Exercise directions:
Whatever lines the data contains, output all of them unchanged.
:: Material provided
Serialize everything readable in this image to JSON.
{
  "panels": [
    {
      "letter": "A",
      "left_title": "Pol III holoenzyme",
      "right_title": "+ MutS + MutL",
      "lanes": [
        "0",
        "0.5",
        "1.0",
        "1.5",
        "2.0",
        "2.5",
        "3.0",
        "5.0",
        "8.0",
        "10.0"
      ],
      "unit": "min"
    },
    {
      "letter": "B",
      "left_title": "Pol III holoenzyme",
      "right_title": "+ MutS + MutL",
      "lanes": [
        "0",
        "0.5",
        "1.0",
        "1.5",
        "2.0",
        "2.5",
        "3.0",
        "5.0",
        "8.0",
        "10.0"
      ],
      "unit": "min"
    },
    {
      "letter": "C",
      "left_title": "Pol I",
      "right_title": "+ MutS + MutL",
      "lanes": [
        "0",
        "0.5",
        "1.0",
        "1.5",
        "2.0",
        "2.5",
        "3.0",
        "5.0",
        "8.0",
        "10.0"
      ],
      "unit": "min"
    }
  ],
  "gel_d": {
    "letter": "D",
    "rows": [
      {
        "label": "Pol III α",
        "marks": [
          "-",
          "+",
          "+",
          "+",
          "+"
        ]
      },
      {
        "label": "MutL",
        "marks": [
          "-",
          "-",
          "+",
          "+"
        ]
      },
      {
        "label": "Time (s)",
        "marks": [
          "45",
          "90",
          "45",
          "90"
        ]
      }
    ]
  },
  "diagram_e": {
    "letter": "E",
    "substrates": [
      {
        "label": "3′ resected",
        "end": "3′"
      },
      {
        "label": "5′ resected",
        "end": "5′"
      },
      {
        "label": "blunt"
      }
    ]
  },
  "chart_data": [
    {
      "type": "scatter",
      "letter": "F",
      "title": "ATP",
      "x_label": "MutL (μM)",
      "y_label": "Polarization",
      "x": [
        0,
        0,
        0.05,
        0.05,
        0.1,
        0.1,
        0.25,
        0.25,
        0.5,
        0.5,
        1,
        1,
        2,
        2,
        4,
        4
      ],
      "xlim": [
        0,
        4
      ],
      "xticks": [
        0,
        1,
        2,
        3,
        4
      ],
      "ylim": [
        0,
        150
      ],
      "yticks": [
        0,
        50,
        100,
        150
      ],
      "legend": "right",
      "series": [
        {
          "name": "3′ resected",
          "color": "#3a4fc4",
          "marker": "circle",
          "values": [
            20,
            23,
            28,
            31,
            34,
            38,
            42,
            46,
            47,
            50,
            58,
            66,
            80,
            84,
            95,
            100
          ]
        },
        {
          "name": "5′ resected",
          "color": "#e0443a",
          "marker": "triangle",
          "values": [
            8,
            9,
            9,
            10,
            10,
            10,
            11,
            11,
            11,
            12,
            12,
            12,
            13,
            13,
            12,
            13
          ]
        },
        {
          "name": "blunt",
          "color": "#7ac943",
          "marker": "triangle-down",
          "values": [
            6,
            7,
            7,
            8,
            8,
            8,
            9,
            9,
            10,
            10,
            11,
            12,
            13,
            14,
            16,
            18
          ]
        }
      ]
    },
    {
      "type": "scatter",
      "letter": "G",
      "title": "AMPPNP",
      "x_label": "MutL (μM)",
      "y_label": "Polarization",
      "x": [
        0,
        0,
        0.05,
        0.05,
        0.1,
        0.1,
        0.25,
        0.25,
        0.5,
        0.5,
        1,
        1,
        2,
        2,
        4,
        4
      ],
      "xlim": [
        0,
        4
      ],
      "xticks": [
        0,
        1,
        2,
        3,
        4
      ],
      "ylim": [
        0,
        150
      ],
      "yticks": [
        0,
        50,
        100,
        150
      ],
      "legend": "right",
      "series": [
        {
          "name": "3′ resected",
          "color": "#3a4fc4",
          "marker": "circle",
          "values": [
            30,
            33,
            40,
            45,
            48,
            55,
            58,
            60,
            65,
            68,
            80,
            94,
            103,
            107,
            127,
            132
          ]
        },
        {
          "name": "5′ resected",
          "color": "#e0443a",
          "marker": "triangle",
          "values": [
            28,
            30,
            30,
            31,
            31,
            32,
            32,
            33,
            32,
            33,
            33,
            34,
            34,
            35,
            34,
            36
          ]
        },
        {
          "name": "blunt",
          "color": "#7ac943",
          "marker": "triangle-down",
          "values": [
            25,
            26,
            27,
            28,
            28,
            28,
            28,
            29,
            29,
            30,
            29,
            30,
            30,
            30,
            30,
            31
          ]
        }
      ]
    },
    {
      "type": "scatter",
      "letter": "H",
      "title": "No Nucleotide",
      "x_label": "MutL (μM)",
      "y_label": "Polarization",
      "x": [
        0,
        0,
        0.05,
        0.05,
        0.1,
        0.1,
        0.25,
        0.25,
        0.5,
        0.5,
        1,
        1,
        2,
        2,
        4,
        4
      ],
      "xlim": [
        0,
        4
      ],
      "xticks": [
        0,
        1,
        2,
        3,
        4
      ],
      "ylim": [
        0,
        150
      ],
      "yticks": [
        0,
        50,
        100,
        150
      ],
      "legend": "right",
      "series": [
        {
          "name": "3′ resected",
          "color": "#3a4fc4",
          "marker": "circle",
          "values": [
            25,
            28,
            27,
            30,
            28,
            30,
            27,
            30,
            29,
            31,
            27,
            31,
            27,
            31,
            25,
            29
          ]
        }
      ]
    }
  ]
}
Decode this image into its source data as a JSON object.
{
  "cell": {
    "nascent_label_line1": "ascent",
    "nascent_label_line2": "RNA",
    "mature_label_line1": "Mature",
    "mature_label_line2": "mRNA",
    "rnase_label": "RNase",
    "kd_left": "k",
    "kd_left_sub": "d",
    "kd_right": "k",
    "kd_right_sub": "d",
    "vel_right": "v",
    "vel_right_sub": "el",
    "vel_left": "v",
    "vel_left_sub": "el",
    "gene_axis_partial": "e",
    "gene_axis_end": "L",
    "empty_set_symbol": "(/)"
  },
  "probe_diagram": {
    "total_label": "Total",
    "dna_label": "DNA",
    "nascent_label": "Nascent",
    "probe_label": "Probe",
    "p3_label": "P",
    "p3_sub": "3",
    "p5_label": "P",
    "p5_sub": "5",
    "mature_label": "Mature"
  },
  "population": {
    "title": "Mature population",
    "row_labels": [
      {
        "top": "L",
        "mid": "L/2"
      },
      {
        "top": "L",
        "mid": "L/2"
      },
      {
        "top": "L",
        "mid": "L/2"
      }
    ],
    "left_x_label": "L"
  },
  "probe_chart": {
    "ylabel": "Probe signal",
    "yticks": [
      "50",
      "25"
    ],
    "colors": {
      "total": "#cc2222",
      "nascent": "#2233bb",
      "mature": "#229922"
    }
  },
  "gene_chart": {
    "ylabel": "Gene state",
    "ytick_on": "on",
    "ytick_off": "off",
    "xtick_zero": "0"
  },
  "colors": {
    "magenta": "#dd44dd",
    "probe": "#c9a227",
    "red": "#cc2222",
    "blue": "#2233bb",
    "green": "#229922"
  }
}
::::
Expected answer:
Serialize everything readable in this image to JSON.
{
  "panels": [
    {
      "letter": "A",
      "left_title": "Pol III holoenzyme",
      "right_title": "+ MutS + MutL",
      "lanes": [
        "0",
        "0.5",
        "1.0",
        "1.5",
        "2.0",
        "2.5",
        "3.0",
        "5.0",
        "8.0",
        "10.0"
      ],
      "unit": "min"
    },
    {
      "letter": "B",
      "left_title": "Pol III holoenzyme",
      "right_title": "+ MutS + MutL",
      "lanes": [
        "0",
        "0.5",
        "1.0",
        "1.5",
        "2.0",
        "2.5",
        "3.0",
        "5.0",
        "8.0",
        "10.0"
      ],
      "unit": "min"
    },
    {
      "letter": "C",
      "left_title": "Pol I",
      "right_title": "+ MutS + MutL",
      "lanes": [
        "0",
        "0.5",
        "1.0",
        "1.5",
        "2.0",
        "2.5",
        "3.0",
        "5.0",
        "8.0",
        "10.0"
      ],
      "unit": "min"
    }
  ],
  "gel_d": {
    "letter": "D",
    "rows": [
      {
        "label": "Pol III α",
        "marks": [
          "-",
          "+",
          "+",
          "+",
          "+"
        ]
      },
      {
        "label": "MutL",
        "marks": [
          "-",
          "-",
          "+",
          "+"
        ]
      },
      {
        "label": "Time (s)",
        "marks": [
          "45",
          "90",
          "45",
          "90"
        ]
      }
    ]
  },
  "diagram_e": {
    "letter": "E",
    "substrates": [
      {
        "label": "3′ resected",
        "end": "3′"
      },
      {
        "label": "5′ resected",
        "end": "5′"
      },
      {
        "label": "blunt"
      }
    ]
  },
  "chart_data": [
    {
      "type": "scatter",
      "letter": "F",
      "title": "ATP",
      "x_label": "MutL (μM)",
      "y_label": "Polarization",
      "x": [
        0,
        0,
        0.05,
        0.05,
        0.1,
        0.1,
        0.25,
        0.25,
        0.5,
        0.5,
        1,
        1,
        2,
        2,
        4,
        4
      ],
      "xlim": [
        0,
        4
      ],
      "xticks": [
        0,
        1,
        2,
        3,
        4
      ],
      "ylim": [
        0,
        150
      ],
      "yticks": [
        0,
        50,
        100,
        150
      ],
      "legend": "right",
      "series": [
        {
          "name": "3′ resected",
          "color": "#3a4fc4",
          "marker": "circle",
          "values": [
            20,
            23,
            28,
            31,
            34,
            38,
            42,
            46,
            47,
            50,
            58,
            66,
            80,
            84,
            95,
            100
          ]
        },
        {
          "name": "5′ resected",
          "color": "#e0443a",
          "marker": "triangle",
          "values": [
            8,
            9,
            9,
            10,
            10,
            10,
            11,
            11,
            11,
            12,
            12,
            12,
            13,
            13,
            12,
            13
          ]
        },
        {
          "name": "blunt",
          "color": "#7ac943",
          "marker": "triangle-down",
          "values": [
            6,
            7,
            7,
            8,
            8,
            8,
            9,
            9,
            10,
            10,
            11,
            12,
            13,
            14,
            16,
            18
          ]
        }
      ]
    },
    {
      "type": "scatter",
      "letter": "G",
      "title": "AMPPNP",
      "x_label": "MutL (μM)",
      "y_label": "Polarization",
      "x": [
        0,
        0,
        0.05,
        0.05,
        0.1,
        0.1,
        0.25,
        0.25,
        0.5,
        0.5,
        1,
        1,
        2,
        2,
        4,
        4
      ],
      "xlim": [
        0,
        4
      ],
      "xticks": [
        0,
        1,
        2,
        3,
        4
      ],
      "ylim": [
        0,
        150
      ],
      "yticks": [
        0,
        50,
        100,
        150
      ],
      "legend": "right",
      "series": [
        {
          "name": "3′ resected",
          "color": "#3a4fc4",
          "marker": "circle",
          "values": [
            30,
            33,
            40,
            45,
            48,
            55,
            58,
            60,
            65,
            68,
            80,
            94,
            103,
            107,
            127,
            132
          ]
        },
        {
          "name": "5′ resected",
          "color": "#e0443a",
          "marker": "triangle",
          "values": [
            28,
            30,
            30,
            31,
            31,
            32,
            32,
            33,
            32,
            33,
            33,
            34,
            34,
            35,
            34,
            36
          ]
        },
        {
          "name": "blunt",
          "color": "#7ac943",
          "marker": "triangle-down",
          "values": [
            25,
            26,
            27,
            28,
            28,
            28,
            28,
            29,
            29,
            30,
            29,
            30,
            30,
            30,
            30,
            31
          ]
        }
      ]
    },
    {
      "type": "scatter",
      "letter": "H",
      "title": "No Nucleotide",
      "x_label": "MutL (μM)",
      "y_label": "Polarization",
      "x": [
        0,
        0,
        0.05,
        0.05,
        0.1,
        0.1,
        0.25,
        0.25,
        0.5,
        0.5,
        1,
        1,
        2,
        2,
        4,
        4
      ],
      "xlim": [
        0,
        4
      ],
      "xticks": [
        0,
        1,
        2,
        3,
        4
      ],
      "ylim": [
        0,
        150
      ],
      "yticks": [
        0,
        50,
        100,
        150
      ],
      "legend": "right",
      "series": [
        {
          "name": "3′ resected",
          "color": "#3a4fc4",
          "marker": "circle",
          "values": [
            25,
            28,
            27,
            30,
            28,
            30,
            27,
            30,
            29,
            31,
            27,
            31,
            27,
            31,
            25,
            29
          ]
        }
      ]
    }
  ]
}
Decode this image into its source data as a JSON object.
{
  "cell": {
    "nascent_label_line1": "ascent",
    "nascent_label_line2": "RNA",
    "mature_label_line1": "Mature",
    "mature_label_line2": "mRNA",
    "rnase_label": "RNase",
    "kd_left": "k",
    "kd_left_sub": "d",
    "kd_right": "k",
    "kd_right_sub": "d",
    "vel_right": "v",
    "vel_right_sub": "el",
    "vel_left": "v",
    "vel_left_sub": "el",
    "gene_axis_partial": "e",
    "gene_axis_end": "L",
    "empty_set_symbol": "(/)"
  },
  "probe_diagram": {
    "total_label": "Total",
    "dna_label": "DNA",
    "nascent_label": "Nascent",
    "probe_label": "Probe",
    "p3_label": "P",
    "p3_sub": "3",
    "p5_label": "P",
    "p5_sub": "5",
    "mature_label": "Mature"
  },
  "population": {
    "title": "Mature population",
    "row_labels": [
      {
        "top": "L",
        "mid": "L/2"
      },
      {
        "top": "L",
        "mid": "L/2"
      },
      {
        "top": "L",
        "mid": "L/2"
      }
    ],
    "left_x_label": "L"
  },
  "probe_chart": {
    "ylabel": "Probe signal",
    "yticks": [
      "50",
      "25"
    ],
    "colors": {
      "total": "#cc2222",
      "nascent": "#2233bb",
      "mature": "#229922"
    }
  },
  "gene_chart": {
    "ylabel": "Gene state",
    "ytick_on": "on",
    "ytick_off": "off",
    "xtick_zero": "0"
  },
  "colors": {
    "magenta": "#dd44dd",
    "probe": "#c9a227",
    "red": "#cc2222",
    "blue": "#2233bb",
    "green": "#229922"
  }
}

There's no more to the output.